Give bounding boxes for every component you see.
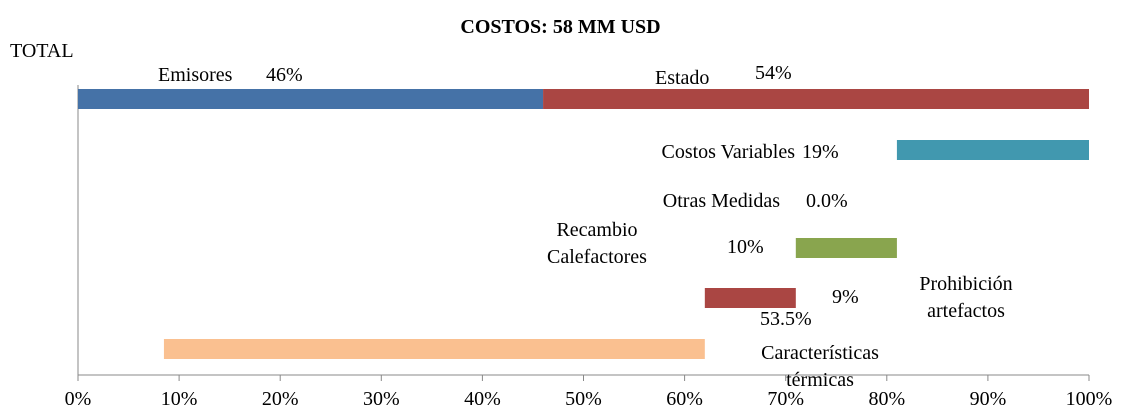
category-label: Características térmicas bbox=[761, 342, 879, 391]
value-label: 9% bbox=[832, 286, 859, 308]
bar bbox=[704, 288, 796, 308]
total-label: TOTAL bbox=[10, 40, 74, 62]
x-tick-label: 90% bbox=[970, 388, 1007, 410]
x-tick-label: 10% bbox=[161, 388, 198, 410]
bar bbox=[896, 140, 1089, 160]
x-tick-label: 80% bbox=[868, 388, 905, 410]
value-label: 0.0% bbox=[806, 190, 848, 212]
value-label: 46% bbox=[266, 64, 303, 86]
bar bbox=[163, 339, 705, 359]
x-tick-label: 20% bbox=[262, 388, 299, 410]
category-label: Prohibición artefactos bbox=[919, 273, 1013, 322]
value-label: 54% bbox=[755, 62, 792, 84]
value-label: 10% bbox=[727, 236, 764, 258]
x-tick-label: 60% bbox=[666, 388, 703, 410]
legend-label: Emisores bbox=[158, 64, 233, 86]
chart-title: COSTOS: 58 MM USD bbox=[460, 16, 661, 38]
value-label: 53.5% bbox=[760, 308, 812, 330]
x-tick-label: 100% bbox=[1066, 388, 1113, 410]
category-label: Recambio Calefactores bbox=[547, 219, 647, 268]
bar bbox=[795, 238, 897, 258]
legend-label: Estado bbox=[655, 67, 710, 89]
category-label: Otras Medidas bbox=[662, 190, 780, 212]
x-tick-label: 50% bbox=[565, 388, 602, 410]
x-tick-label: 0% bbox=[65, 388, 92, 410]
bar bbox=[78, 89, 544, 109]
bar bbox=[543, 89, 1089, 109]
x-tick-label: 40% bbox=[464, 388, 501, 410]
value-label: 19% bbox=[802, 141, 839, 163]
category-label: Costos Variables bbox=[661, 141, 795, 163]
x-tick-label: 30% bbox=[363, 388, 400, 410]
x-tick-label: 70% bbox=[767, 388, 804, 410]
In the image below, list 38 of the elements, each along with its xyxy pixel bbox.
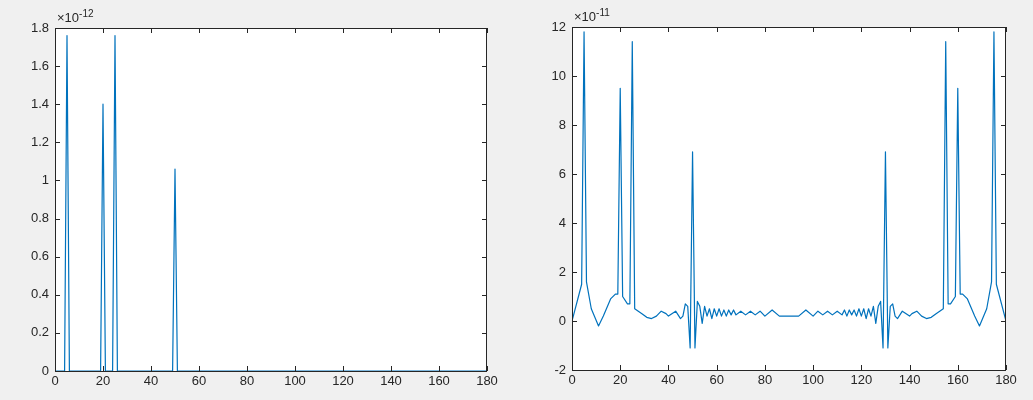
y-tick-label: 12	[551, 18, 566, 34]
y-tick-label: 0.8	[30, 210, 49, 226]
x-tick-label: 160	[946, 372, 969, 388]
y-tick-label: 1.8	[30, 19, 49, 35]
y-tick-label: 1.6	[30, 57, 49, 73]
x-tick-label: 60	[191, 373, 207, 389]
y-tick-label: 1.2	[30, 133, 49, 149]
y-tick-label: 6	[558, 165, 566, 181]
x-tick-label: 0	[51, 373, 59, 389]
x-tick-label: 140	[898, 372, 921, 388]
y-tick-label: -2	[554, 361, 566, 377]
x-tick-label: 0	[568, 372, 576, 388]
y-tick-label: 8	[558, 116, 566, 132]
y-tick-label: 1	[41, 172, 49, 188]
x-tick-label: 100	[802, 372, 824, 388]
x-tick-label: 40	[143, 373, 159, 389]
x-tick-label: 140	[380, 373, 402, 389]
x-tick-label: 180	[995, 372, 1017, 388]
y-tick-label: 0.2	[30, 324, 49, 340]
x-tick-label: 100	[284, 373, 306, 389]
y-tick-label: 10	[551, 67, 566, 83]
x-tick-label: 60	[709, 372, 724, 388]
y-tick-label: 4	[558, 214, 566, 230]
x-tick-label: 120	[850, 372, 873, 388]
y-tick-label: 0	[41, 362, 49, 378]
x-tick-label: 120	[332, 373, 354, 389]
x-tick-label: 40	[661, 372, 676, 388]
y-tick-label: 2	[558, 263, 566, 279]
x-tick-label: 80	[239, 373, 255, 389]
y-tick-label: 0	[558, 312, 566, 328]
y-tick-label: 0.6	[30, 248, 49, 264]
x-tick-label: 20	[612, 372, 628, 388]
x-tick-label: 160	[428, 373, 450, 389]
x-tick-label: 180	[476, 373, 498, 389]
x-tick-label: 20	[95, 373, 111, 389]
y-tick-label: 1.4	[30, 95, 49, 111]
y-tick-label: 0.4	[30, 286, 49, 302]
x-tick-label: 80	[757, 372, 773, 388]
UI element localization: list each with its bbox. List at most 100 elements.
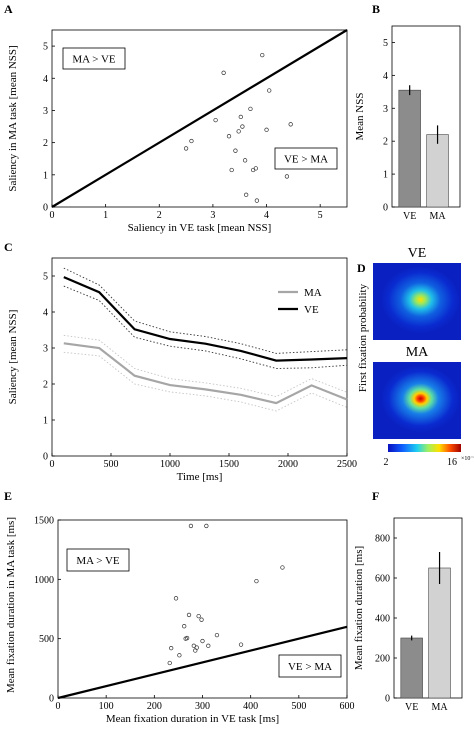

▬▬▬▬▬▬

◆ **What to work on**
Locate each line in the records that contains the string "legend" and copy those lines out.

◆ **Answer below**
legend-label: Emisores bbox=[158, 64, 233, 86]
legend-label: Estado bbox=[655, 67, 710, 89]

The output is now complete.